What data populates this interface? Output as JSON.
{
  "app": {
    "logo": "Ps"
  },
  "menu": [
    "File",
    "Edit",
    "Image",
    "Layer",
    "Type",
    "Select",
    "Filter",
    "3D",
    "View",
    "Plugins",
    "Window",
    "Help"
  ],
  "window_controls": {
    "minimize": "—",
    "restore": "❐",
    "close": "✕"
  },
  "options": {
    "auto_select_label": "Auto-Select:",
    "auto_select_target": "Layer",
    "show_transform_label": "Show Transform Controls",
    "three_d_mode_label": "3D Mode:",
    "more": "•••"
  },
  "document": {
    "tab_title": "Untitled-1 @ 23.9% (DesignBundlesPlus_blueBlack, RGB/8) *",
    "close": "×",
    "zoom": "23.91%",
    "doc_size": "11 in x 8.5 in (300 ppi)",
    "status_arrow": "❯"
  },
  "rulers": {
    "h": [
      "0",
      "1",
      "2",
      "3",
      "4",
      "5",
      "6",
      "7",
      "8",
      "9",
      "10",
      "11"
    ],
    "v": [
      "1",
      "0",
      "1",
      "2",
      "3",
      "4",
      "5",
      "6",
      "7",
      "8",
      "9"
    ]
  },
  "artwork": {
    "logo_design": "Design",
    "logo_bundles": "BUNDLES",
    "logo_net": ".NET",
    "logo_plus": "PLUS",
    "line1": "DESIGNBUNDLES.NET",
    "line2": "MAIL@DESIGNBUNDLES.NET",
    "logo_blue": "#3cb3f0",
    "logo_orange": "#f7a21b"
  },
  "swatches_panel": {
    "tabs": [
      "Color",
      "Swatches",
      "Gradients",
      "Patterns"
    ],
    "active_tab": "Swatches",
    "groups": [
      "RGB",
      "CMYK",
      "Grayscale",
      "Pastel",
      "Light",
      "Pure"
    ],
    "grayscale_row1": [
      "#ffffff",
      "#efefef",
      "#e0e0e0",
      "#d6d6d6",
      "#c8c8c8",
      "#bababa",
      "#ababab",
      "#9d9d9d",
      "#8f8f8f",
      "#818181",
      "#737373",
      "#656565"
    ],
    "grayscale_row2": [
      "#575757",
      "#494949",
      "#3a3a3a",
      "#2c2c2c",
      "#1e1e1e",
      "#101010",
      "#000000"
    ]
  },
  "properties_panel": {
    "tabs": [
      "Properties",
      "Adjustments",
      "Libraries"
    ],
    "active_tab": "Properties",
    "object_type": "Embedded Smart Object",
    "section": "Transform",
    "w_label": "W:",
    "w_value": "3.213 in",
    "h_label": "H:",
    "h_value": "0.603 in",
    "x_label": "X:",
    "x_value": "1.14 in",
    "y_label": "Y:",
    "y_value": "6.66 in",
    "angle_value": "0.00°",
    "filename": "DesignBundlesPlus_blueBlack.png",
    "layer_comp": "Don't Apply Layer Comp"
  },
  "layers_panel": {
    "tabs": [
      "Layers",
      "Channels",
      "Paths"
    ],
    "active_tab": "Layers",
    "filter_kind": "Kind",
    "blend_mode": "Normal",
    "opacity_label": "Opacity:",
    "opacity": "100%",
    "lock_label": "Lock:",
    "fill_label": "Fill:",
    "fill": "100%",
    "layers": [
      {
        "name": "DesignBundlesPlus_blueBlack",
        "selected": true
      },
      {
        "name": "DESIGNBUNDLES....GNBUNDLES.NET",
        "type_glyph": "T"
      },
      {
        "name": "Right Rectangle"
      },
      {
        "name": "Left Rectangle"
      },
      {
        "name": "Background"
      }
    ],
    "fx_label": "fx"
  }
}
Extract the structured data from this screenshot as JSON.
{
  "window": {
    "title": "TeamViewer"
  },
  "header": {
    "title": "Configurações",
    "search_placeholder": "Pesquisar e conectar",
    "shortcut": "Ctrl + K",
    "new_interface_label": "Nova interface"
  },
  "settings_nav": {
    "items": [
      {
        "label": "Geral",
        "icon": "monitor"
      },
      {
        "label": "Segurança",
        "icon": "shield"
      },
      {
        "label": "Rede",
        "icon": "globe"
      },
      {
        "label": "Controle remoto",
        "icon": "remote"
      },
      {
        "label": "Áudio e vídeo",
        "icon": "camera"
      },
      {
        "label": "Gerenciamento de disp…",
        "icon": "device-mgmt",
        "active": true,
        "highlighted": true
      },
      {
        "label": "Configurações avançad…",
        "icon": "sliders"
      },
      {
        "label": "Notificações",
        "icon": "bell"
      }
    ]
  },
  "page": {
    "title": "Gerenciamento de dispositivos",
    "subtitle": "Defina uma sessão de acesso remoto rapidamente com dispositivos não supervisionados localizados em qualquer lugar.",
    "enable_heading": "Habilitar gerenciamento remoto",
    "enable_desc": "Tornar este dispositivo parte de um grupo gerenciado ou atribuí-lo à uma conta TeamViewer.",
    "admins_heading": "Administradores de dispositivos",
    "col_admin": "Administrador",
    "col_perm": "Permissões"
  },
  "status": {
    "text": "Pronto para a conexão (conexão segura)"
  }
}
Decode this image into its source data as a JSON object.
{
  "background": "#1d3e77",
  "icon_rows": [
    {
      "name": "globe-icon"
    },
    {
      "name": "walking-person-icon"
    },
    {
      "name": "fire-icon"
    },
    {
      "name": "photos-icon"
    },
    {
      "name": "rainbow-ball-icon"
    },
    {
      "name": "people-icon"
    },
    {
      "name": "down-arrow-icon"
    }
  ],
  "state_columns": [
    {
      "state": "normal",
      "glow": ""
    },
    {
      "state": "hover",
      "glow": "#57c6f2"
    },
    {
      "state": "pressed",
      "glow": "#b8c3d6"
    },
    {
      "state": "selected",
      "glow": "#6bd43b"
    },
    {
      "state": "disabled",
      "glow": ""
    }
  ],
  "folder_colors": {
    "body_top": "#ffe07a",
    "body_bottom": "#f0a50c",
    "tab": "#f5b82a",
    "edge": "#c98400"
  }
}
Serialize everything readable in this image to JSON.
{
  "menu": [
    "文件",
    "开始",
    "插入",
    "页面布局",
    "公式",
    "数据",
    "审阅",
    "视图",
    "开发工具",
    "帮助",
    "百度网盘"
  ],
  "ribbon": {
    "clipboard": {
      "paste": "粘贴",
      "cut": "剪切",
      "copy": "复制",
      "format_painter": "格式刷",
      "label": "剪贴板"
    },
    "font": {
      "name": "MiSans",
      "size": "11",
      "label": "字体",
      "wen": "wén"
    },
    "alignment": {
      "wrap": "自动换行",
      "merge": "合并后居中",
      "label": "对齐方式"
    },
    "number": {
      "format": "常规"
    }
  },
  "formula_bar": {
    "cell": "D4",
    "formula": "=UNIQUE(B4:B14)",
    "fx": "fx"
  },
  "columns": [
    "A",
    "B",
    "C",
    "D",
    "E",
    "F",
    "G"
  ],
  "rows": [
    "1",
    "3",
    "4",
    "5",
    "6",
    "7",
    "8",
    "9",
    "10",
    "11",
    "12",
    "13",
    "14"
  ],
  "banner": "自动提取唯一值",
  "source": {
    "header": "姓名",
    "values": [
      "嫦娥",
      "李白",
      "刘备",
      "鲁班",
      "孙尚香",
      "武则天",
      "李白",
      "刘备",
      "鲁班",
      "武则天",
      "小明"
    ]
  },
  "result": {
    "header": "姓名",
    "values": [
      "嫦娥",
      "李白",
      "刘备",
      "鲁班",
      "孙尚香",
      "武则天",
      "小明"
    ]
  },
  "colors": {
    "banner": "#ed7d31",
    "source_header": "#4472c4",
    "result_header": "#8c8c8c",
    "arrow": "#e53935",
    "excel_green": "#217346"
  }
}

§ **Job**
Locate all lines in the listing above with the word "remoto". Copy them.

§ **Solved exercise**
        "label": "Controle remoto",
    "subtitle": "Defina uma sessão de acesso remoto rapidamente com dispositivos não supervisionados localizados em qualquer lugar.",
    "enable_heading": "Habilitar gerenciamento remoto",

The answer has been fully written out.